■ **Exercise directions**
Check each line of the records below for the word "this" and copy those where it appears.

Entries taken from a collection
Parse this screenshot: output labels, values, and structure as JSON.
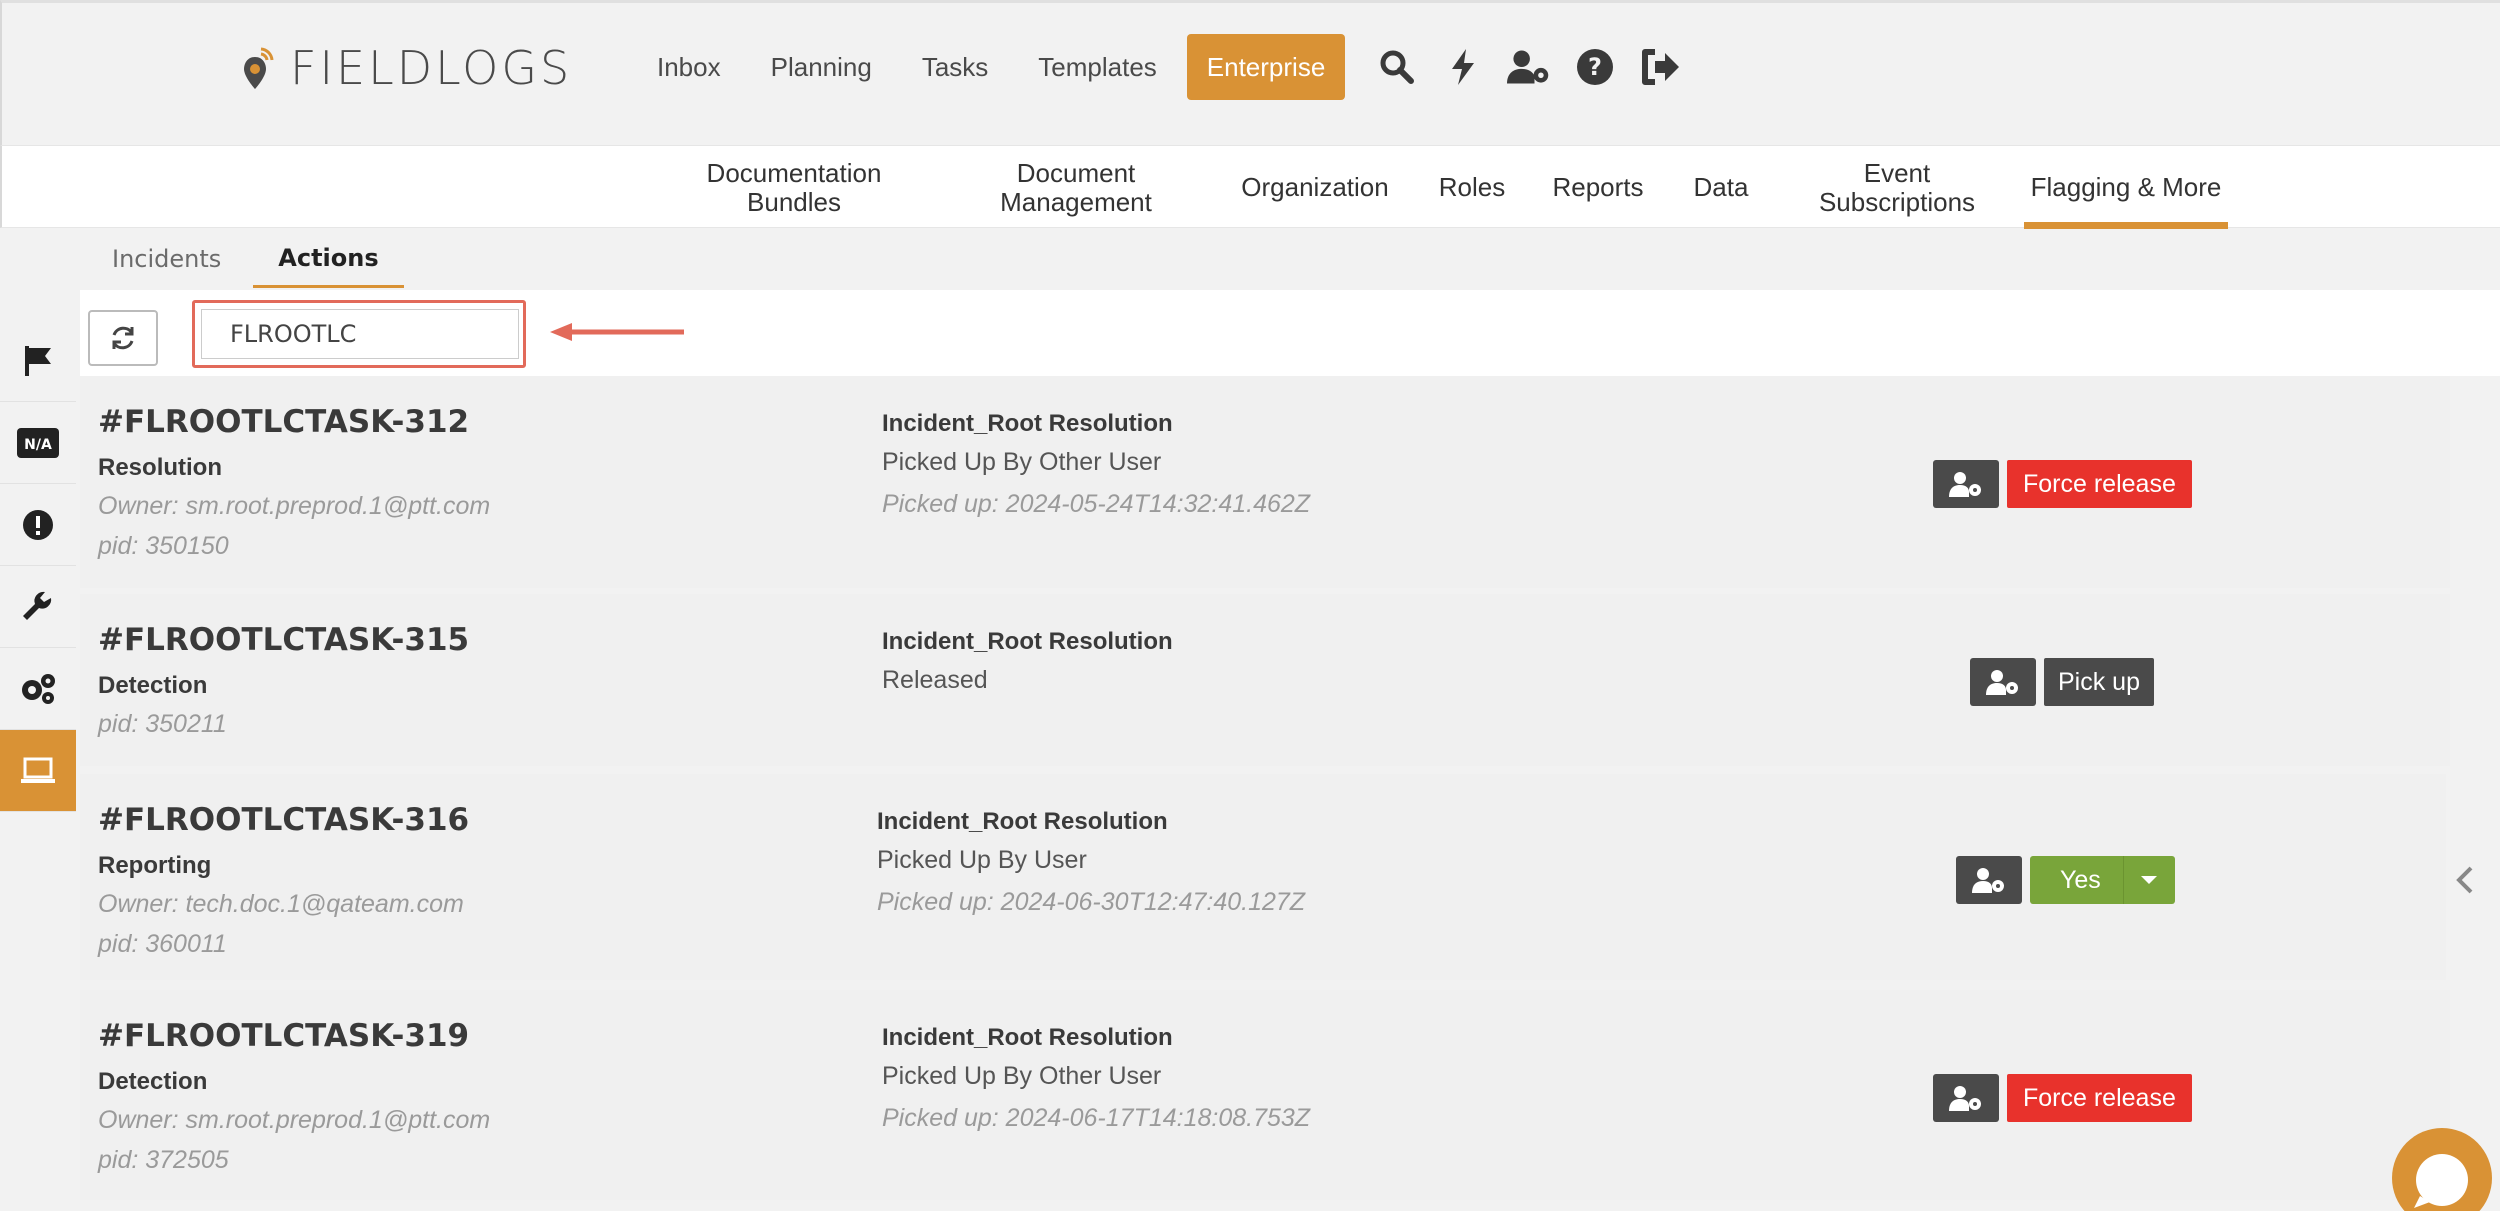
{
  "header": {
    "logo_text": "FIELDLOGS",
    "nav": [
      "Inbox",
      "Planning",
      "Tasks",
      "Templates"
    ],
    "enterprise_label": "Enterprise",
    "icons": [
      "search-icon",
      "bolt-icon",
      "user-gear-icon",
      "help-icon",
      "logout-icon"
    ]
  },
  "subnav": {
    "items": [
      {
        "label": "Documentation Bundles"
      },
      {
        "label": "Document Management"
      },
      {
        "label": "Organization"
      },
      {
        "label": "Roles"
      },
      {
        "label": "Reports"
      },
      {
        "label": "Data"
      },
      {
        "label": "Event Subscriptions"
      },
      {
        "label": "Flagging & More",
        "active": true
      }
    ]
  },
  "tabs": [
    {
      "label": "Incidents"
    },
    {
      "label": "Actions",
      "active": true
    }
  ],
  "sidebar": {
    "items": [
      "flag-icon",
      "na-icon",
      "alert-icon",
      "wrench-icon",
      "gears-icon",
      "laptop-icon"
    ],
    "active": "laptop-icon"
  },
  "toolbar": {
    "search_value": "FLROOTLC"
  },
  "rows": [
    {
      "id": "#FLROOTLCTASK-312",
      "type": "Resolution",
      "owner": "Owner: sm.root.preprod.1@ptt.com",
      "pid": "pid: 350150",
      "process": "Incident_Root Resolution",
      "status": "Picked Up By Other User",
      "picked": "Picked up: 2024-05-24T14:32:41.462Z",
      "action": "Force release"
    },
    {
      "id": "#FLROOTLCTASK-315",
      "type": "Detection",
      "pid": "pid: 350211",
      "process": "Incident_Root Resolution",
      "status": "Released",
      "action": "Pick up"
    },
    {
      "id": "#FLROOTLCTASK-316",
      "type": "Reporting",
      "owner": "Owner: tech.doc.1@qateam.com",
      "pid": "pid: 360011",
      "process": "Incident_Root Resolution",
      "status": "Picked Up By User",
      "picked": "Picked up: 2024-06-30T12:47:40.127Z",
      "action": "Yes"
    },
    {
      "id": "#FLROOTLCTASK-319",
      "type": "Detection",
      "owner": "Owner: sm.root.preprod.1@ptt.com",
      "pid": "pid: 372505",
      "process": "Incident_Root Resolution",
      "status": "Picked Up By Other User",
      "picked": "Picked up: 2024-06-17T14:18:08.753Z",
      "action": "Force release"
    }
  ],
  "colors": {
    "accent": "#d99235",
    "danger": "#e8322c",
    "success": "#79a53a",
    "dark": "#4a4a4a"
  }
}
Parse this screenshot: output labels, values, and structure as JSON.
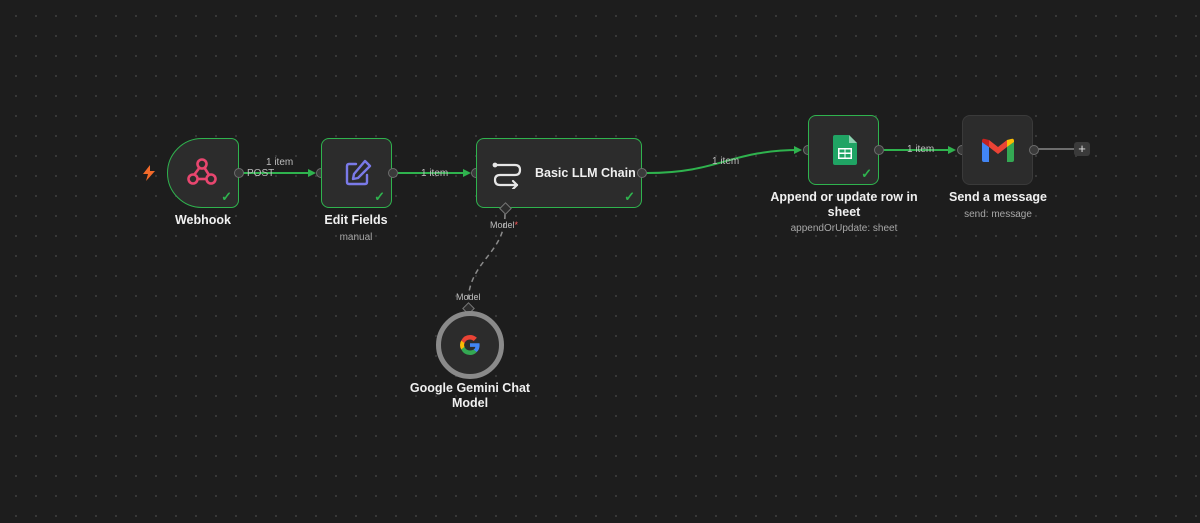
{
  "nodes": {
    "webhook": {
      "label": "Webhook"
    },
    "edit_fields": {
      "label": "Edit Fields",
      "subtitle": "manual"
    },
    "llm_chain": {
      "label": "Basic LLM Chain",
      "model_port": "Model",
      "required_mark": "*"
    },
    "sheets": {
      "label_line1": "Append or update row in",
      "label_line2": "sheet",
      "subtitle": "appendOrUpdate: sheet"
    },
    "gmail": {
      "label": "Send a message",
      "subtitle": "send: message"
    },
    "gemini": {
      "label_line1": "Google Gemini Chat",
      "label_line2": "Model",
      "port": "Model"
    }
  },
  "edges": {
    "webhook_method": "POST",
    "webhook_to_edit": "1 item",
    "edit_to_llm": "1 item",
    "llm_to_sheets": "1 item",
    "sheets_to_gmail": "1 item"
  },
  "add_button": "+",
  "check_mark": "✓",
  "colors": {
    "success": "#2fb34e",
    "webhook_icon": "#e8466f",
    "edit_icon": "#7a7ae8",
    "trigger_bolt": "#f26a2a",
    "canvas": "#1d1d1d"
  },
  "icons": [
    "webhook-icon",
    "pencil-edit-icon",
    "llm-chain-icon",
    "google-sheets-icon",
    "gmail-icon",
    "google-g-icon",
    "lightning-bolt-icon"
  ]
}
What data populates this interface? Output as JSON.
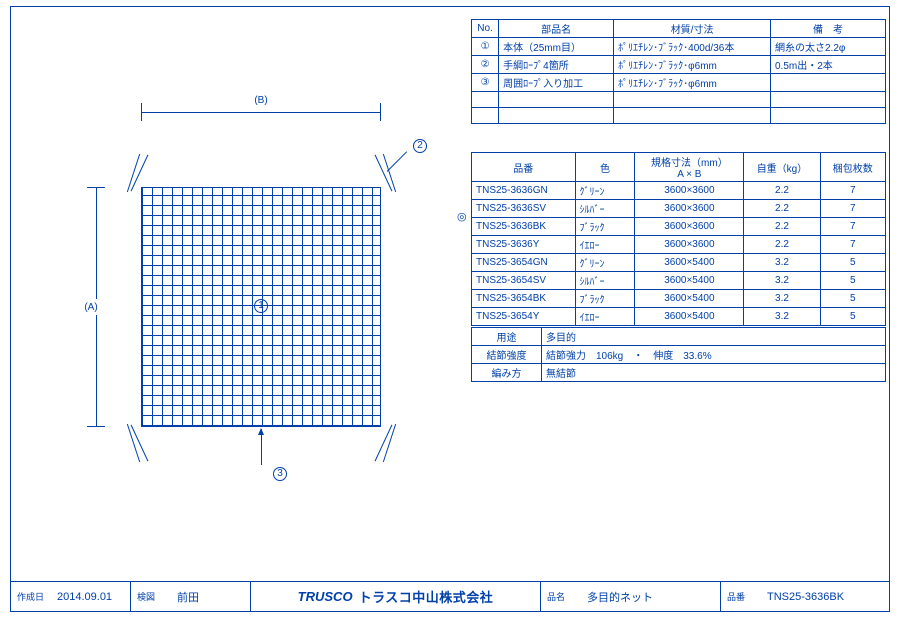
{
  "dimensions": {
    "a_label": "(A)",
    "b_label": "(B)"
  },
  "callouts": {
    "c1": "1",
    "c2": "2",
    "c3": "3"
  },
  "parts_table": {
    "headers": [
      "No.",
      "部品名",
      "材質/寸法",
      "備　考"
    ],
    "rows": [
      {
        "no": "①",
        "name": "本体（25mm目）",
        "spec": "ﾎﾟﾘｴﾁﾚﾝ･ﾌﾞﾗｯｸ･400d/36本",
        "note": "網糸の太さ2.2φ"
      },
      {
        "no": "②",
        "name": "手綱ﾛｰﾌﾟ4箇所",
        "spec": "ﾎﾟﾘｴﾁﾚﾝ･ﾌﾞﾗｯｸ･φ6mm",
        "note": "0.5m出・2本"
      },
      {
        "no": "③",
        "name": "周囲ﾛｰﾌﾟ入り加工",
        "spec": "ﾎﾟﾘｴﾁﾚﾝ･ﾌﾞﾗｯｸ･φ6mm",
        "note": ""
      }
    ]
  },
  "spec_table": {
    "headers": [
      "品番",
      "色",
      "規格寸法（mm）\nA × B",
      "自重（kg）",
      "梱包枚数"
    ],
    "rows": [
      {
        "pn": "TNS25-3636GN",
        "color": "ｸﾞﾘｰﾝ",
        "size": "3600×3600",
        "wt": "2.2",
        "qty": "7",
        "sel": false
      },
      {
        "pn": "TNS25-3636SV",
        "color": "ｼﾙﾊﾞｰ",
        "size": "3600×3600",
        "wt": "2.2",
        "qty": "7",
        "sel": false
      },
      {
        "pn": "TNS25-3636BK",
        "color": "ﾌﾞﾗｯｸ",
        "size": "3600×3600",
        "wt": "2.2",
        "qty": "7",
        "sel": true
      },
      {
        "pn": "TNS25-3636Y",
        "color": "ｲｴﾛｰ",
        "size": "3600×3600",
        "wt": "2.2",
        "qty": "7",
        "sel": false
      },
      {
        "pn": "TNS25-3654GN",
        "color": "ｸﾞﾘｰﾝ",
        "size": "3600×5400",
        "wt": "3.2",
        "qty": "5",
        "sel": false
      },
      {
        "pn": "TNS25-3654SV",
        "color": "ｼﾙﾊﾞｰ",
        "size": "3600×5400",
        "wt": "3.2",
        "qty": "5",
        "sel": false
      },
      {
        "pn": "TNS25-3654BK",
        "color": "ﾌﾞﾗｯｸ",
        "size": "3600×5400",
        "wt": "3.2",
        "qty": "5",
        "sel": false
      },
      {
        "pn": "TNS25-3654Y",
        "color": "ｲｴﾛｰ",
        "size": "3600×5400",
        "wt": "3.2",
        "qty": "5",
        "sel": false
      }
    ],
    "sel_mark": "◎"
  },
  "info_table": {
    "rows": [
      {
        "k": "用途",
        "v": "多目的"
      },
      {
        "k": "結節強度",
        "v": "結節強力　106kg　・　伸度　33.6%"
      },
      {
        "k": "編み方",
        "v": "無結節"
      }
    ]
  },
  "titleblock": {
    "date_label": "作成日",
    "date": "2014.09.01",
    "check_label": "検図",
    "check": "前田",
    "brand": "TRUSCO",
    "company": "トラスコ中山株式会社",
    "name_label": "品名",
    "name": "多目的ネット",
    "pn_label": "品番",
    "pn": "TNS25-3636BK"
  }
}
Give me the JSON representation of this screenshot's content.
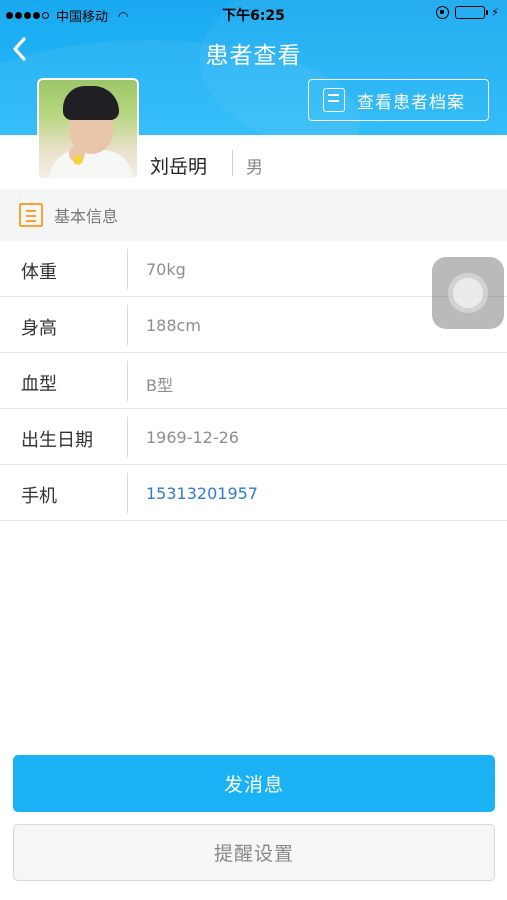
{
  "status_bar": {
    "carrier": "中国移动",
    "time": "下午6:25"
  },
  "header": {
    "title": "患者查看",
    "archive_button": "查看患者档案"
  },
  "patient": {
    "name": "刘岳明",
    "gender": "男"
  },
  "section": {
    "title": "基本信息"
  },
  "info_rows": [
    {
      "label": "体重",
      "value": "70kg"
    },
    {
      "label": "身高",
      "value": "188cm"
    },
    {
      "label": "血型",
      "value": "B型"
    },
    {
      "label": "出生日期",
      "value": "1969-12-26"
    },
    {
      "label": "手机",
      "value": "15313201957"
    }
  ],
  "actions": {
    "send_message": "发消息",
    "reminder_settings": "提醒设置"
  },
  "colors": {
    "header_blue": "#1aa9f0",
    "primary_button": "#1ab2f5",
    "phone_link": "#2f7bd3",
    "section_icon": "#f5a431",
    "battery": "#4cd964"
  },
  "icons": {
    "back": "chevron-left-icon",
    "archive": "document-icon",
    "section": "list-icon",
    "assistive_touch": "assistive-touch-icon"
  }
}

■ **Full response**
Parse this screenshot: output labels, values, and structure as JSON.
Parse this screenshot: output labels, values, and structure as JSON.
What data populates this interface? Output as JSON.
Give me the JSON representation of this screenshot's content.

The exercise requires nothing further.